§ WHAT THE EXERCISE ASKS
Write only the number of lines in the data that contain the word "biosintezining".

[Records from a dataset]

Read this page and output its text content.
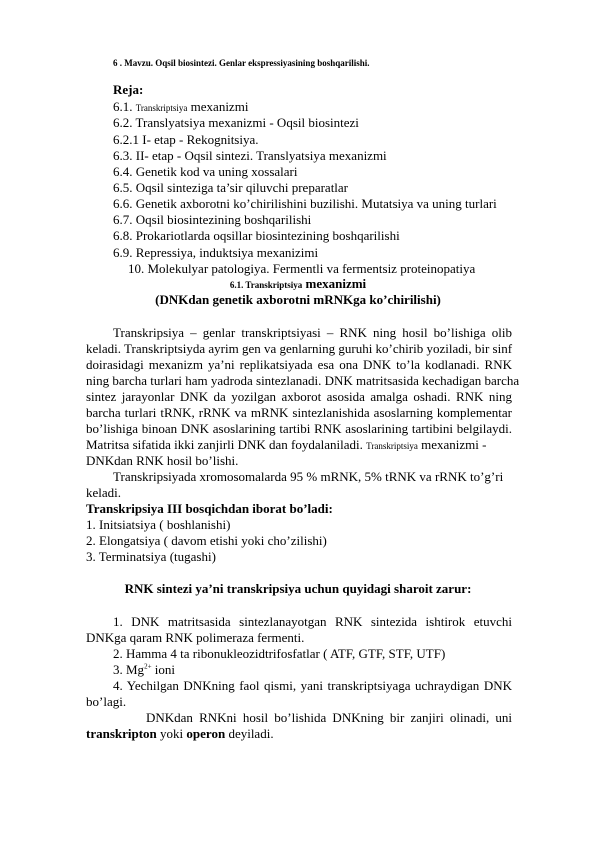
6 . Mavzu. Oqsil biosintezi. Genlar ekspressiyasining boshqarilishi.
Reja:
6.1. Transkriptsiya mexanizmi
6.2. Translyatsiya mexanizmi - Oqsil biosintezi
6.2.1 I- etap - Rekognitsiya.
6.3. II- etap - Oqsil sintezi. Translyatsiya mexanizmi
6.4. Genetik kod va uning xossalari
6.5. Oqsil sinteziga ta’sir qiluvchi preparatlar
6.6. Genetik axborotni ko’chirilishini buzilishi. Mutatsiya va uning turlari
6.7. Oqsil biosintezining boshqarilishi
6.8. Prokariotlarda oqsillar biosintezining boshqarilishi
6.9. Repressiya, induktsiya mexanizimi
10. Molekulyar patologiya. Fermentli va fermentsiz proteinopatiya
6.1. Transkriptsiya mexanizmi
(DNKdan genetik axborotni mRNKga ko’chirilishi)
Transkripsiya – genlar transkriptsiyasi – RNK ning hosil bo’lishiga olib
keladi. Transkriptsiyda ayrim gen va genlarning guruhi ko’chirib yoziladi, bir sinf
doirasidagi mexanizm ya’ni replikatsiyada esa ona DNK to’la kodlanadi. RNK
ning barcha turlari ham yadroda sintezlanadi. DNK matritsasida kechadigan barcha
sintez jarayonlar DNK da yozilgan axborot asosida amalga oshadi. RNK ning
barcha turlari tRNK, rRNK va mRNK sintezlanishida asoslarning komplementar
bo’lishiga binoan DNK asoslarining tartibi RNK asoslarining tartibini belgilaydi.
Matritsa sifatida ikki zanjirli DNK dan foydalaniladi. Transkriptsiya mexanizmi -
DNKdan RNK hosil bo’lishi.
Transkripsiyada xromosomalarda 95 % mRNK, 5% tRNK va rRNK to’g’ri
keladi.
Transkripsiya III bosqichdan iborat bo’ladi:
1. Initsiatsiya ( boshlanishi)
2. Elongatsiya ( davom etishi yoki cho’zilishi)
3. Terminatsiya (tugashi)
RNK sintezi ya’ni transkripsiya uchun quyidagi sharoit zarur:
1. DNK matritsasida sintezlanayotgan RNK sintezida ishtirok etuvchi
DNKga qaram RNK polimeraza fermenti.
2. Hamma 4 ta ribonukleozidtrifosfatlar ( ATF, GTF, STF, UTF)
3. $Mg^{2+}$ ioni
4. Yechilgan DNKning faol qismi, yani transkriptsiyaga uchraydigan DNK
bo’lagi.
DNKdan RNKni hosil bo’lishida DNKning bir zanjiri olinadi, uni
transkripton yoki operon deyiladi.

§ COMPLETED TASK
2